### PROBLEM SET
a - In the WikiReader article, what kind of batteries power the device?
b - Summarize the WikiReader article in two sentences.
c - Write a continuation of the WikiReader article, starting after its final sentence.

### TEXT EXCERPT
|---|

What’s the Definition of Wikipedia in Your Pocket?


I have to hand it to the folks at OpenMoko. The small company in Taipei says it creates “products that reflect the evolving perspective of our values and the experiences we share together.” Their latest reflection is a handheld device with one and only purpose — put the entire content of Wikipedia in your hand. The $99 WikiReader offers instant on capability and runs for months on a pair of AAA batteries. Wikipedia entries appear on the monochome touchscreen for your reading pleasure, but don’t expect to update any articles with your own content — there’s no interface to enter text, nor is there connectivity for any updates. Since the Wikipedia is constantly changing with new information, you can get updates via quarterly microSD cards, but that will cost you $29 annually. If you’re comfy with a 4+GB download, you can save the annual fee and pull the updates direct from the WikiReader site.

For cheating on Jeopardy! or the latest history test at school, the WikiReader might come in handy. But for now, I’ll stick with my phone and the real, live Wikipedia. Check Amazon for availability if you want the world’s biggest encyclopedia in your pocket.

|---|

### RECORDS
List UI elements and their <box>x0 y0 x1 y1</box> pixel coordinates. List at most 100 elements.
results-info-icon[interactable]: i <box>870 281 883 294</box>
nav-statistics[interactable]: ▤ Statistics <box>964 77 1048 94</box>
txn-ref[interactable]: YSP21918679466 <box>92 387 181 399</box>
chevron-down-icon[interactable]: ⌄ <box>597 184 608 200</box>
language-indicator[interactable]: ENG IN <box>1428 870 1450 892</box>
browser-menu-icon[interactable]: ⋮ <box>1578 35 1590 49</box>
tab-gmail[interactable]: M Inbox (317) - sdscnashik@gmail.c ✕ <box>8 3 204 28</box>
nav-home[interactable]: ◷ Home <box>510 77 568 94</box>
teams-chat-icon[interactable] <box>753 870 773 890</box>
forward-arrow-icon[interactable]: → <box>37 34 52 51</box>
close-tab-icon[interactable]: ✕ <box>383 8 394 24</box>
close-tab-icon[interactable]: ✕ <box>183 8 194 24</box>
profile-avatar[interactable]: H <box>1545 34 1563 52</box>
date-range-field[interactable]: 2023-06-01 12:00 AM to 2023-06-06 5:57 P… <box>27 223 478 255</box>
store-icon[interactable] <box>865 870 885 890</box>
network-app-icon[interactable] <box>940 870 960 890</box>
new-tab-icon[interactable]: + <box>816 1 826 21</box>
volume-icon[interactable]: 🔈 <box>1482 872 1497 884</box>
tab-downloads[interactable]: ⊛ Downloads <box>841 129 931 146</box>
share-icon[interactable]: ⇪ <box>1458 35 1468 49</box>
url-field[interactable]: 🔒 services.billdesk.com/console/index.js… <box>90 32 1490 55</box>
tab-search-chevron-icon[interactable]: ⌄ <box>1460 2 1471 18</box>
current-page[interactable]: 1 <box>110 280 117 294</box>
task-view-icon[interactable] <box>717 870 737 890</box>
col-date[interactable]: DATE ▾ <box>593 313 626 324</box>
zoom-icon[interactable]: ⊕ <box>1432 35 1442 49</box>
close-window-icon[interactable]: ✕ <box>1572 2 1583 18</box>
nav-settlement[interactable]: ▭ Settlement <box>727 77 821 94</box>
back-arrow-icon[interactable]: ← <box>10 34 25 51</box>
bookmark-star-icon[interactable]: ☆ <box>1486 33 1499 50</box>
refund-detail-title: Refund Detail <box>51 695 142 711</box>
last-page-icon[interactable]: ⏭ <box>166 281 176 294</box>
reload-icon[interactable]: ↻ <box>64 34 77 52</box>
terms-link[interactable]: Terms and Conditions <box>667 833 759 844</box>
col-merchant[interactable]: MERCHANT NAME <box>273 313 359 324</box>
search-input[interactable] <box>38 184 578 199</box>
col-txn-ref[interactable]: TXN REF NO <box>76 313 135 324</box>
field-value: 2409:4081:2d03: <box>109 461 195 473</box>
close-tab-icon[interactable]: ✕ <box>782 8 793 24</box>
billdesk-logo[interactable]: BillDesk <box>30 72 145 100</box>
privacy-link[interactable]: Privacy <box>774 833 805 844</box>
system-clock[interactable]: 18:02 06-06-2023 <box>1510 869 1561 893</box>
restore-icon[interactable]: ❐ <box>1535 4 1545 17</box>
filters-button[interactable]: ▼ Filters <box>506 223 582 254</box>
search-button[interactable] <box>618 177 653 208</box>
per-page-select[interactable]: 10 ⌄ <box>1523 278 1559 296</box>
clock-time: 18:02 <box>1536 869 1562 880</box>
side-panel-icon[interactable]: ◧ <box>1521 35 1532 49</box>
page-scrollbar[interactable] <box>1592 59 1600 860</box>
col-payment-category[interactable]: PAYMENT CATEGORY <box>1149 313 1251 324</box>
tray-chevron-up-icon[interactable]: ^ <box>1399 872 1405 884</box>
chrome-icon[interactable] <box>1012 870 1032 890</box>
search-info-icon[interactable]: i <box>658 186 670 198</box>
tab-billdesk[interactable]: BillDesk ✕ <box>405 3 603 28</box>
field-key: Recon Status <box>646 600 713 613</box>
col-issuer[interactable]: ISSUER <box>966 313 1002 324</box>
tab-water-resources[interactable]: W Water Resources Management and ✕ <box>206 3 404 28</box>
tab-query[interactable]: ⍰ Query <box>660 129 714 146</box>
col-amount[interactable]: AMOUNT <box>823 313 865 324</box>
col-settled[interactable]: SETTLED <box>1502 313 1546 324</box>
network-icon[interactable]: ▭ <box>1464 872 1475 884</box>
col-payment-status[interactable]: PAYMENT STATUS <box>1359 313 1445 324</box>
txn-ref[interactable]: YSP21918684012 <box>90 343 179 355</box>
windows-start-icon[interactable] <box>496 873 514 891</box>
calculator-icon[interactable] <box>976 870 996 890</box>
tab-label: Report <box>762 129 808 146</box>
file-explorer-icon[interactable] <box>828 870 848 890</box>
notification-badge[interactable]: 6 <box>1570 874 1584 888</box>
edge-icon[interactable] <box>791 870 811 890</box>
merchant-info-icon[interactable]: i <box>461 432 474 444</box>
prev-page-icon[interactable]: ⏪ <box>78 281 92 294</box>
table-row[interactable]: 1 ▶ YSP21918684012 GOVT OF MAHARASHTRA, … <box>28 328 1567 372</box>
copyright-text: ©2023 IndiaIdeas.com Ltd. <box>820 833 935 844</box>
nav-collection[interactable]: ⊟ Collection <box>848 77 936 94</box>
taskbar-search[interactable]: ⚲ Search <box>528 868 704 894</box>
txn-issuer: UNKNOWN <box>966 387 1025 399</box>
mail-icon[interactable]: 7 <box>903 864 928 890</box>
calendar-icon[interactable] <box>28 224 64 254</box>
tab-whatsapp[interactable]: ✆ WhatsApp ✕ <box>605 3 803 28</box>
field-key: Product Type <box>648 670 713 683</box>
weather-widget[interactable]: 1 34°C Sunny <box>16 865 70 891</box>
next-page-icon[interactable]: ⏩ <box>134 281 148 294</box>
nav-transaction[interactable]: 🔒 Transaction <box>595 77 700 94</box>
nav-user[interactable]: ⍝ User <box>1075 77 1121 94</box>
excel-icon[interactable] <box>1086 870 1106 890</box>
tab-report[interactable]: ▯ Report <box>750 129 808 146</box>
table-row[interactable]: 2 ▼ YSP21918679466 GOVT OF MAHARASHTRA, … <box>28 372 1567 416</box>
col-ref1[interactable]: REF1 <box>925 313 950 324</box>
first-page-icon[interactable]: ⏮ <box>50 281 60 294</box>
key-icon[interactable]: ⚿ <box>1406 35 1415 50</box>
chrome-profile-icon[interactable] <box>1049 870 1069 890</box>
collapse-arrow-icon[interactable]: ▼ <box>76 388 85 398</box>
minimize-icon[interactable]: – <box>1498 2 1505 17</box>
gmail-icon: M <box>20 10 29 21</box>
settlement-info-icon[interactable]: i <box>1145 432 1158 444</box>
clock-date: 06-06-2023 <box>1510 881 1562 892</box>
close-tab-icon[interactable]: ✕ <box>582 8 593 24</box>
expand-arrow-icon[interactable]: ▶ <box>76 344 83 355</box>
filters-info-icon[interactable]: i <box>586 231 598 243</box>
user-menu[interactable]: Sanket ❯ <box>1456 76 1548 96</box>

|---|

### WRITTEN ANSWERS
a - A pair of AAA batteries.

b - OpenMoko's $99 WikiReader is a handheld device that holds all of Wikipedia, turns on instantly, and runs for months on two AAA batteries, but it offers no text entry or connectivity. Updates cost $29 a year on quarterly microSD cards or are free as a 4+GB download, and the writer will stick with a phone and the live Wikipedia.

c -
The fore-runner to the Hitchhiker’s Guide to the Galaxy. Faced with the challenges of staying in touch with the happenings on the far-away mother planet, colonists will buy this device in large numbers. Now only for Terra-forming technology and cheap inter-stellar travel…

James Kendrick

I’m still scratching my head over this device. A gadget to bring the Wikipedia to the group of consumers who likely don’t know what it is. What’s up with that?

Alex Whiteside

I imagine that for a lot of people Wikipedia’s mess of “citation needed” tags and to-do banners is offputting. Presenting it more like an actual encyclopedia rather than a work-in-progress is a laudable goal, although a single-purpose device is never an easy sell and it overstates the authority of the work.